- The task
Identify the line that contains "Extract the structured" in the material. Output it and every line after it, unchanged, through the end.

- Given entries

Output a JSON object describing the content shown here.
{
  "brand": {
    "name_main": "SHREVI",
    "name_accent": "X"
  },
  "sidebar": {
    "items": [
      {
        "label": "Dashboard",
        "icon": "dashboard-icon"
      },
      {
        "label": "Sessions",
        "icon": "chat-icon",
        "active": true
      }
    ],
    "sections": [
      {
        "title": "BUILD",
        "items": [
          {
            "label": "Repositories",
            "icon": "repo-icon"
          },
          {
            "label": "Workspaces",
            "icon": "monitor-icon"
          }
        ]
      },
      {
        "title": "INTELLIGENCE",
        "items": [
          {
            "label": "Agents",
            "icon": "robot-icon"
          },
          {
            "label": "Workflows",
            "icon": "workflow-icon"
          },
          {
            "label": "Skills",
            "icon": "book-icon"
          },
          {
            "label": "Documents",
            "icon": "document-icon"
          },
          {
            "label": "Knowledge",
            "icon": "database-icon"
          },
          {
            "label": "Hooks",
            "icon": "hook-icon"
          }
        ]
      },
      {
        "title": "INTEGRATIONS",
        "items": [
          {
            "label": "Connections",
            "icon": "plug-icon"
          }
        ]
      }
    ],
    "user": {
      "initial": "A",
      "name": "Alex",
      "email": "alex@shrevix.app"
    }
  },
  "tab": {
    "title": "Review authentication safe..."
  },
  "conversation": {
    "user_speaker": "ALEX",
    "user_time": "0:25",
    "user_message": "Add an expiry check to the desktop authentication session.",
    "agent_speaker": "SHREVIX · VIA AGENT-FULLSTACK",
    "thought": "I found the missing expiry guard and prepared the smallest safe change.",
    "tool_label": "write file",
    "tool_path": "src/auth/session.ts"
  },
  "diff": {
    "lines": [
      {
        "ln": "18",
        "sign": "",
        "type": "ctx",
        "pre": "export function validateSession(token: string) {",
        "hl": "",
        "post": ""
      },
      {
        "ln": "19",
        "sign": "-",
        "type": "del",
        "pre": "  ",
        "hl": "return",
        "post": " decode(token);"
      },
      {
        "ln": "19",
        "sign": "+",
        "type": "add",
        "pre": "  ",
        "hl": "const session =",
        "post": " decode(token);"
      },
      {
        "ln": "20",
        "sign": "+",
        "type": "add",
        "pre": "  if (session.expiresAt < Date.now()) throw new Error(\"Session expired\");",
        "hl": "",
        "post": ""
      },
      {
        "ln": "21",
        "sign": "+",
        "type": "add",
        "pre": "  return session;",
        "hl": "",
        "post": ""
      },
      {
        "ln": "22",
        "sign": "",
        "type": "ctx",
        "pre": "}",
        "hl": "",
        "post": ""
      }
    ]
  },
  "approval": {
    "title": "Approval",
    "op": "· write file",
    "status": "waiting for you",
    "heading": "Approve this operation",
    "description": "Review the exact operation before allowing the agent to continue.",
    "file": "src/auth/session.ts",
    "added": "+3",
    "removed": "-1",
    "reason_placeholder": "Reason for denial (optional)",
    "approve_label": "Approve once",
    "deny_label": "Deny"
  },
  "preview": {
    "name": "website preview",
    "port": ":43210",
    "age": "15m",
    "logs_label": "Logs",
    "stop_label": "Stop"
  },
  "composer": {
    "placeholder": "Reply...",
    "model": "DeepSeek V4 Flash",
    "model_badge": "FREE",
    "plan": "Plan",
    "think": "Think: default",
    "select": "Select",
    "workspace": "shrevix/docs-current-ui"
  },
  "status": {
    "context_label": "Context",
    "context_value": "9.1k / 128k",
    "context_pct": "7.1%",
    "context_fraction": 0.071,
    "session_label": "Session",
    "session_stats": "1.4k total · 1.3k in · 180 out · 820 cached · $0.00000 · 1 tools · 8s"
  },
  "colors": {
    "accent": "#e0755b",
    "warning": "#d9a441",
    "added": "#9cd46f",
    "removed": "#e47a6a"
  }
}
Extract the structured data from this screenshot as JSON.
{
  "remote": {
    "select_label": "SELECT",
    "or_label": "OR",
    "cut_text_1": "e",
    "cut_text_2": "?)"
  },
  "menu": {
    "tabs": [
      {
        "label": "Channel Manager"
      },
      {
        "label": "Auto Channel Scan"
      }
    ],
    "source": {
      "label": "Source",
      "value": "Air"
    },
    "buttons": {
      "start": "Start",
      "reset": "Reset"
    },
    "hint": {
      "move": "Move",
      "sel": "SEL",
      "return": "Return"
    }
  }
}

- Response to the task
Extract the structured data from this screenshot as JSON.
{
  "remote": {
    "select_label": "SELECT",
    "or_label": "OR",
    "cut_text_1": "e",
    "cut_text_2": "?)"
  },
  "menu": {
    "tabs": [
      {
        "label": "Channel Manager"
      },
      {
        "label": "Auto Channel Scan"
      }
    ],
    "source": {
      "label": "Source",
      "value": "Air"
    },
    "buttons": {
      "start": "Start",
      "reset": "Reset"
    },
    "hint": {
      "move": "Move",
      "sel": "SEL",
      "return": "Return"
    }
  }
}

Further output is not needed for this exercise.